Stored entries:
Start

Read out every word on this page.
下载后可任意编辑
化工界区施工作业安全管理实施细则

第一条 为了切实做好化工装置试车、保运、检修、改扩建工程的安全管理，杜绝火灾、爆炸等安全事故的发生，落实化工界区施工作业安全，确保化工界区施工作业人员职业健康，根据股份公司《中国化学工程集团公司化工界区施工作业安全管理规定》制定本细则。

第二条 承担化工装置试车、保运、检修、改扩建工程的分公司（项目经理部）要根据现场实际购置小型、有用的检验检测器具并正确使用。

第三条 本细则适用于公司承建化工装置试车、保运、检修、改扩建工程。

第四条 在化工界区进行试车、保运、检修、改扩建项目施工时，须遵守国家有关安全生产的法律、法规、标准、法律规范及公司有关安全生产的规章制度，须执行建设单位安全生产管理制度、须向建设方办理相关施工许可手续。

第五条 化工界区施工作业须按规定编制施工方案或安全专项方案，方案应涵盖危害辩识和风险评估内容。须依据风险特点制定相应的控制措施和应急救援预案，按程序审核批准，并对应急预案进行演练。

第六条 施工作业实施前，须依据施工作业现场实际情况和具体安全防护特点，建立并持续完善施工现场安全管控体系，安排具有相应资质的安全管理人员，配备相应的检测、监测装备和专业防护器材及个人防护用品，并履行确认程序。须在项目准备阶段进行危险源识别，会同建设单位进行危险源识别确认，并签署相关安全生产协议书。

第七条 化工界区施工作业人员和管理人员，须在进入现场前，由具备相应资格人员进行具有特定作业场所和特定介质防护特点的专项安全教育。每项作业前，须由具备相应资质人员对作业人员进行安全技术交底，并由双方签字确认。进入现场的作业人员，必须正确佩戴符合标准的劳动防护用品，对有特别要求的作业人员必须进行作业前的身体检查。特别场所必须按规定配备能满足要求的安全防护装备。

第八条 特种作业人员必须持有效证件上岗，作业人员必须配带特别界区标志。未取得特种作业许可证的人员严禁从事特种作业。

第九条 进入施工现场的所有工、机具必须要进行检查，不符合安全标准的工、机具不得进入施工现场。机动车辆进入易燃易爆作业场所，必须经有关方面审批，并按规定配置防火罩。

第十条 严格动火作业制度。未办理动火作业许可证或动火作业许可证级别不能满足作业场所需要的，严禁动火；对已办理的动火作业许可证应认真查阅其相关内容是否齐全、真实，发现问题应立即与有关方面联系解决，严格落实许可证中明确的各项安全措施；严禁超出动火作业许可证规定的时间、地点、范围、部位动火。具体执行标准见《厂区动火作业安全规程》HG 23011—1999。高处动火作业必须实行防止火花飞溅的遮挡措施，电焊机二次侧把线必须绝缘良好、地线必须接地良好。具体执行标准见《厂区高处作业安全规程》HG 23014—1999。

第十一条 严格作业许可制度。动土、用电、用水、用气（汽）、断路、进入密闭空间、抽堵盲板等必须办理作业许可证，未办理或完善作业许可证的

End

Quote the whole listing above, leaving nothing out.

Written response:
Read out every word on this page.
下载后可任意编辑
化工界区施工作业安全管理实施细则

第一条 为了切实做好化工装置试车、保运、检修、改扩建工程的安全管理，杜绝火灾、爆炸等安全事故的发生，落实化工界区施工作业安全，确保化工界区施工作业人员职业健康，根据股份公司《中国化学工程集团公司化工界区施工作业安全管理规定》制定本细则。

第二条 承担化工装置试车、保运、检修、改扩建工程的分公司（项目经理部）要根据现场实际购置小型、有用的检验检测器具并正确使用。

第三条 本细则适用于公司承建化工装置试车、保运、检修、改扩建工程。

第四条 在化工界区进行试车、保运、检修、改扩建项目施工时，须遵守国家有关安全生产的法律、法规、标准、法律规范及公司有关安全生产的规章制度，须执行建设单位安全生产管理制度、须向建设方办理相关施工许可手续。

第五条 化工界区施工作业须按规定编制施工方案或安全专项方案，方案应涵盖危害辩识和风险评估内容。须依据风险特点制定相应的控制措施和应急救援预案，按程序审核批准，并对应急预案进行演练。

第六条 施工作业实施前，须依据施工作业现场实际情况和具体安全防护特点，建立并持续完善施工现场安全管控体系，安排具有相应资质的安全管理人员，配备相应的检测、监测装备和专业防护器材及个人防护用品，并履行确认程序。须在项目准备阶段进行危险源识别，会同建设单位进行危险源识别确认，并签署相关安全生产协议书。

第七条 化工界区施工作业人员和管理人员，须在进入现场前，由具备相应资格人员进行具有特定作业场所和特定介质防护特点的专项安全教育。每项作业前，须由具备相应资质人员对作业人员进行安全技术交底，并由双方签字确认。进入现场的作业人员，必须正确佩戴符合标准的劳动防护用品，对有特别要求的作业人员必须进行作业前的身体检查。特别场所必须按规定配备能满足要求的安全防护装备。

第八条 特种作业人员必须持有效证件上岗，作业人员必须配带特别界区标志。未取得特种作业许可证的人员严禁从事特种作业。

第九条 进入施工现场的所有工、机具必须要进行检查，不符合安全标准的工、机具不得进入施工现场。机动车辆进入易燃易爆作业场所，必须经有关方面审批，并按规定配置防火罩。

第十条 严格动火作业制度。未办理动火作业许可证或动火作业许可证级别不能满足作业场所需要的，严禁动火；对已办理的动火作业许可证应认真查阅其相关内容是否齐全、真实，发现问题应立即与有关方面联系解决，严格落实许可证中明确的各项安全措施；严禁超出动火作业许可证规定的时间、地点、范围、部位动火。具体执行标准见《厂区动火作业安全规程》HG 23011—1999。高处动火作业必须实行防止火花飞溅的遮挡措施，电焊机二次侧把线必须绝缘良好、地线必须接地良好。具体执行标准见《厂区高处作业安全规程》HG 23014—1999。

第十一条 严格作业许可制度。动土、用电、用水、用气（汽）、断路、进入密闭空间、抽堵盲板等必须办理作业许可证，未办理或完善作业许可证的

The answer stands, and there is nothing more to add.